▶ _Data section_
----
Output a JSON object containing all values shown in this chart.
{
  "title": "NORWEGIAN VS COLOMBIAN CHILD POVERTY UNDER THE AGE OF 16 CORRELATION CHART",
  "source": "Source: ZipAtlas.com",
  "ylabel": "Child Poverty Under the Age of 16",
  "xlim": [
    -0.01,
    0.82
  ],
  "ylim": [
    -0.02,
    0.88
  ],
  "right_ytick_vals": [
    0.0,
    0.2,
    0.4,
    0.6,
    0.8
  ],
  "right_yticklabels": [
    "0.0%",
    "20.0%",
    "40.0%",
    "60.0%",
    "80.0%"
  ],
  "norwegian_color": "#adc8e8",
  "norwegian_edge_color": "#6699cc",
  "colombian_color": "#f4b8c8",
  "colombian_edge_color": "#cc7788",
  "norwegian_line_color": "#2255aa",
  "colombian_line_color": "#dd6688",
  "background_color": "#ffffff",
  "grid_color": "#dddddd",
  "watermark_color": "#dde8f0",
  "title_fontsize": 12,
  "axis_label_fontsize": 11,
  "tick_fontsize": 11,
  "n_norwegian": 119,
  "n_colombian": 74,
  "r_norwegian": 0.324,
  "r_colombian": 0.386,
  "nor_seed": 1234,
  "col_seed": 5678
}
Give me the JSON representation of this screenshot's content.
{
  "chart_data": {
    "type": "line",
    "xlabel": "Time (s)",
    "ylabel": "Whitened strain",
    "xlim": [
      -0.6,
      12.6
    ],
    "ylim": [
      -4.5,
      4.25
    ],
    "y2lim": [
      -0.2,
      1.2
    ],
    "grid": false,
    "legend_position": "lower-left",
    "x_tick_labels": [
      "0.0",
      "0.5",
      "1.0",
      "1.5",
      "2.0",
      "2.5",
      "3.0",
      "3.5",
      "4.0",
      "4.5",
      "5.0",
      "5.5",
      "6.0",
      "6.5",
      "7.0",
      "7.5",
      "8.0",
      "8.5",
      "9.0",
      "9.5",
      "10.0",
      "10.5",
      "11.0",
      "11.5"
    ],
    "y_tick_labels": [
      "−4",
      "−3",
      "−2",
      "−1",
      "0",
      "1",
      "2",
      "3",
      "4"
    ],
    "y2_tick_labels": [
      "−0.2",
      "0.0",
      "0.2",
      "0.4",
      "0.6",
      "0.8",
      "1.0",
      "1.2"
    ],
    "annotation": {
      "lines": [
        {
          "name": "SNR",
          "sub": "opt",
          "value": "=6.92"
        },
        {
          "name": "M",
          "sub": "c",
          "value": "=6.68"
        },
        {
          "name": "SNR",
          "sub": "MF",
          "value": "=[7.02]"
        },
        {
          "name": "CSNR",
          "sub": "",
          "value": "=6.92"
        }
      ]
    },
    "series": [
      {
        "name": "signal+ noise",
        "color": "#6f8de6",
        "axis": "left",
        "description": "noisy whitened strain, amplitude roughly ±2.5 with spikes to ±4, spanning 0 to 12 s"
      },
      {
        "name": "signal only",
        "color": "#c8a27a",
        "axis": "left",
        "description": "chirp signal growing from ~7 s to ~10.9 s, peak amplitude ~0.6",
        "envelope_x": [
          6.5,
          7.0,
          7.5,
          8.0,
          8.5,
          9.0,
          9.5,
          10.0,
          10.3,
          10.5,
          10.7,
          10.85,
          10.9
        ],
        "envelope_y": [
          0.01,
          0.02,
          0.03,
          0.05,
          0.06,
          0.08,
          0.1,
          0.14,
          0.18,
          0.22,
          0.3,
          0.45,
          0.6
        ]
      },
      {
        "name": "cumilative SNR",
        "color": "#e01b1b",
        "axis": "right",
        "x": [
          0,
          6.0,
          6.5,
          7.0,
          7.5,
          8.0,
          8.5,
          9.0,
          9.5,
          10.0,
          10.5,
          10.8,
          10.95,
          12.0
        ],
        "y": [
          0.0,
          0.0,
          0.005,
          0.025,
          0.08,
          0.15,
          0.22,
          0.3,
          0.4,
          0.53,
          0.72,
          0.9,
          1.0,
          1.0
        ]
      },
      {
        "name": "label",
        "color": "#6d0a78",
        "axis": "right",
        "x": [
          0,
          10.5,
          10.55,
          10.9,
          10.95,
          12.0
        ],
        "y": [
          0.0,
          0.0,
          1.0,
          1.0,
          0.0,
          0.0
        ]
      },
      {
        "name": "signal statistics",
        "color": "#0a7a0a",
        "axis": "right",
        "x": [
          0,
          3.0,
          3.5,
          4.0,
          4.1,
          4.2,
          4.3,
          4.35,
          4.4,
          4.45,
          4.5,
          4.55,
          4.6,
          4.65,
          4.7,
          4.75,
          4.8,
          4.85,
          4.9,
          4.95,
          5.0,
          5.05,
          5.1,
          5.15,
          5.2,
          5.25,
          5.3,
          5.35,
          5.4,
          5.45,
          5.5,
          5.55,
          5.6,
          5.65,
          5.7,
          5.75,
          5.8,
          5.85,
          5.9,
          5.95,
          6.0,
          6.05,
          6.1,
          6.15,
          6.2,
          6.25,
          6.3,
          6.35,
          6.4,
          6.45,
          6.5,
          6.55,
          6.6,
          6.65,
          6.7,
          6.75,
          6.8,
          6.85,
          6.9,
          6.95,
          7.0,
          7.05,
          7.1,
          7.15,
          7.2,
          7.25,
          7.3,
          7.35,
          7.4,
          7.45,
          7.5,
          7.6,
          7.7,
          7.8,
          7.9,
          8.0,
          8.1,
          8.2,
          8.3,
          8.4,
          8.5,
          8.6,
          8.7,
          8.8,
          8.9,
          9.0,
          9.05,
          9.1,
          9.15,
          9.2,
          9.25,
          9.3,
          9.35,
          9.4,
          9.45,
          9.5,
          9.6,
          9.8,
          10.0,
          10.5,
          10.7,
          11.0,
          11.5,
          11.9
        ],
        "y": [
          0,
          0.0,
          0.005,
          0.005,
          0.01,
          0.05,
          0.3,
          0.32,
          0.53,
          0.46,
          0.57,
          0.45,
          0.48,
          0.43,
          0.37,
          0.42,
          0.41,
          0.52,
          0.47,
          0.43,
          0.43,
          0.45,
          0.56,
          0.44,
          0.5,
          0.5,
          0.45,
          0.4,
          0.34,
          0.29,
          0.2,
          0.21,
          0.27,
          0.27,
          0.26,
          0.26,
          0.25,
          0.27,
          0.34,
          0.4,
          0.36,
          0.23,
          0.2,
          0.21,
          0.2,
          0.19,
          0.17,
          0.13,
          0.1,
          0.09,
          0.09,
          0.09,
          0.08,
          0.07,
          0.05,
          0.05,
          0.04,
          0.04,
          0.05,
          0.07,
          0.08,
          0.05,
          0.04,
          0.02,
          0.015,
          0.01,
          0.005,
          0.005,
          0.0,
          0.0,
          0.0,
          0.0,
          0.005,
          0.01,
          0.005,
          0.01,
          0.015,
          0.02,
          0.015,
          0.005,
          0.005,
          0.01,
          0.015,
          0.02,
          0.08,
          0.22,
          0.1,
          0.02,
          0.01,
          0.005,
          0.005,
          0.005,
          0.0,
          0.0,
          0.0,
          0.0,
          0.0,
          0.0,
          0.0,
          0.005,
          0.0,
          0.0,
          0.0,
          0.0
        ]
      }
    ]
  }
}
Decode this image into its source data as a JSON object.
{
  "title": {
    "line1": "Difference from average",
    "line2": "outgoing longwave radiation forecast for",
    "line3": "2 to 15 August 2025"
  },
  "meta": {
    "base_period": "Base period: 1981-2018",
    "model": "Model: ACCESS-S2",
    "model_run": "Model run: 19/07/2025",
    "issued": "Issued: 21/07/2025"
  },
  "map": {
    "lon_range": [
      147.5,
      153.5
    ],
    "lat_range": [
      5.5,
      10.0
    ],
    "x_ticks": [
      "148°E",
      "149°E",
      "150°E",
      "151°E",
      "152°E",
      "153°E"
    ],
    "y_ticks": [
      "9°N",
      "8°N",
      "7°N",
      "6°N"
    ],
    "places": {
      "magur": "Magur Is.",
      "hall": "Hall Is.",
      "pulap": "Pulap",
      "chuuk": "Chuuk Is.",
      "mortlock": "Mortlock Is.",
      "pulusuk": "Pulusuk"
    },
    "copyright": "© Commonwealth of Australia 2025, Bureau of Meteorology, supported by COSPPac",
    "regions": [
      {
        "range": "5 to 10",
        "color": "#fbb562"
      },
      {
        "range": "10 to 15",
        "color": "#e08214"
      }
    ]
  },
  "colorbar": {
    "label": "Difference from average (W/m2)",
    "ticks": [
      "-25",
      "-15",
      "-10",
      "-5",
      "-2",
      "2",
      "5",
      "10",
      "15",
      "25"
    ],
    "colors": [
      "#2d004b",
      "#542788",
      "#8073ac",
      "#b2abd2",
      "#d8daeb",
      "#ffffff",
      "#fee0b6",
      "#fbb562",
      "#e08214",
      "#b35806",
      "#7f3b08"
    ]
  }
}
----
▶ _What to work on_
Identify and extract each line of the listing that contains "this".

▶ _Complete response_
Output a JSON object containing all values shown in this chart.
Give me the JSON representation of this screenshot's content.
Decode this image into its source data as a JSON object.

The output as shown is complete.